Given exercise ->
Print every record below exactly as written.

— begin Dataset excerpts —

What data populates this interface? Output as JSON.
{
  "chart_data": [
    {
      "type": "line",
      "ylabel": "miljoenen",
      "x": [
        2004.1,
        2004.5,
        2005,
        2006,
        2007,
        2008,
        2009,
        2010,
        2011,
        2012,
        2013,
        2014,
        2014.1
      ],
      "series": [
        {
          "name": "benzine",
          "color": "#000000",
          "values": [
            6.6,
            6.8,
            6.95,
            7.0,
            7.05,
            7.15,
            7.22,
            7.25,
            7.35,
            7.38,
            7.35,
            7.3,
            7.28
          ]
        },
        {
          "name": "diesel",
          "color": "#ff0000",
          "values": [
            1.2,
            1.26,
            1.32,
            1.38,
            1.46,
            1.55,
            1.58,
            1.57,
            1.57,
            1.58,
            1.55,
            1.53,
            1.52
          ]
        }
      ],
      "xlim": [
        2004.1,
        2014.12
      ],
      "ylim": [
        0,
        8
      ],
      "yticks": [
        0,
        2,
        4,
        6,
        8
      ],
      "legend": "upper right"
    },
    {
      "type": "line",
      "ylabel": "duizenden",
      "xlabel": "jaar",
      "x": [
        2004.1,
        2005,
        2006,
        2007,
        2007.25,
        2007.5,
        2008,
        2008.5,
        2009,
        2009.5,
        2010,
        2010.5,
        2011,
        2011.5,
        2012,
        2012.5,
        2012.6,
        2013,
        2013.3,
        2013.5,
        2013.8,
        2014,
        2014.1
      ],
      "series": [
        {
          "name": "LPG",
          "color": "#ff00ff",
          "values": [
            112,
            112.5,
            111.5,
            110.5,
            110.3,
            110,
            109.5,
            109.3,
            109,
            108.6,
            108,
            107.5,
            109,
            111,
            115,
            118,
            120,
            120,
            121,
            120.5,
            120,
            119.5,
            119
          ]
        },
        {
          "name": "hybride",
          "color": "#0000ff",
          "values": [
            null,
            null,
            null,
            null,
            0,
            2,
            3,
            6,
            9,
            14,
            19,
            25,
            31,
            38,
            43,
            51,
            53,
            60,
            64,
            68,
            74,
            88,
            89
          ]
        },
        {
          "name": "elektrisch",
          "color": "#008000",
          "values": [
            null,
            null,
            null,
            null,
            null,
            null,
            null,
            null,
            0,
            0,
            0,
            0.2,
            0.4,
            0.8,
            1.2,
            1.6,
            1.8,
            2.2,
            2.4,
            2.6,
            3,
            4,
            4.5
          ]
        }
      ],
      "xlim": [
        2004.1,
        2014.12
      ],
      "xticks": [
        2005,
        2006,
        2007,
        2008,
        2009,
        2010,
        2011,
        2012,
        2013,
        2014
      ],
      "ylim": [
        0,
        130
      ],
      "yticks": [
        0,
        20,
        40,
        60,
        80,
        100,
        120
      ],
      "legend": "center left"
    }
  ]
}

— end Dataset excerpts —

Result for this task ->
What data populates this interface? Output as JSON.
{
  "chart_data": [
    {
      "type": "line",
      "ylabel": "miljoenen",
      "x": [
        2004.1,
        2004.5,
        2005,
        2006,
        2007,
        2008,
        2009,
        2010,
        2011,
        2012,
        2013,
        2014,
        2014.1
      ],
      "series": [
        {
          "name": "benzine",
          "color": "#000000",
          "values": [
            6.6,
            6.8,
            6.95,
            7.0,
            7.05,
            7.15,
            7.22,
            7.25,
            7.35,
            7.38,
            7.35,
            7.3,
            7.28
          ]
        },
        {
          "name": "diesel",
          "color": "#ff0000",
          "values": [
            1.2,
            1.26,
            1.32,
            1.38,
            1.46,
            1.55,
            1.58,
            1.57,
            1.57,
            1.58,
            1.55,
            1.53,
            1.52
          ]
        }
      ],
      "xlim": [
        2004.1,
        2014.12
      ],
      "ylim": [
        0,
        8
      ],
      "yticks": [
        0,
        2,
        4,
        6,
        8
      ],
      "legend": "upper right"
    },
    {
      "type": "line",
      "ylabel": "duizenden",
      "xlabel": "jaar",
      "x": [
        2004.1,
        2005,
        2006,
        2007,
        2007.25,
        2007.5,
        2008,
        2008.5,
        2009,
        2009.5,
        2010,
        2010.5,
        2011,
        2011.5,
        2012,
        2012.5,
        2012.6,
        2013,
        2013.3,
        2013.5,
        2013.8,
        2014,
        2014.1
      ],
      "series": [
        {
          "name": "LPG",
          "color": "#ff00ff",
          "values": [
            112,
            112.5,
            111.5,
            110.5,
            110.3,
            110,
            109.5,
            109.3,
            109,
            108.6,
            108,
            107.5,
            109,
            111,
            115,
            118,
            120,
            120,
            121,
            120.5,
            120,
            119.5,
            119
          ]
        },
        {
          "name": "hybride",
          "color": "#0000ff",
          "values": [
            null,
            null,
            null,
            null,
            0,
            2,
            3,
            6,
            9,
            14,
            19,
            25,
            31,
            38,
            43,
            51,
            53,
            60,
            64,
            68,
            74,
            88,
            89
          ]
        },
        {
          "name": "elektrisch",
          "color": "#008000",
          "values": [
            null,
            null,
            null,
            null,
            null,
            null,
            null,
            null,
            0,
            0,
            0,
            0.2,
            0.4,
            0.8,
            1.2,
            1.6,
            1.8,
            2.2,
            2.4,
            2.6,
            3,
            4,
            4.5
          ]
        }
      ],
      "xlim": [
        2004.1,
        2014.12
      ],
      "xticks": [
        2005,
        2006,
        2007,
        2008,
        2009,
        2010,
        2011,
        2012,
        2013,
        2014
      ],
      "ylim": [
        0,
        130
      ],
      "yticks": [
        0,
        20,
        40,
        60,
        80,
        100,
        120
      ],
      "legend": "center left"
    }
  ]
}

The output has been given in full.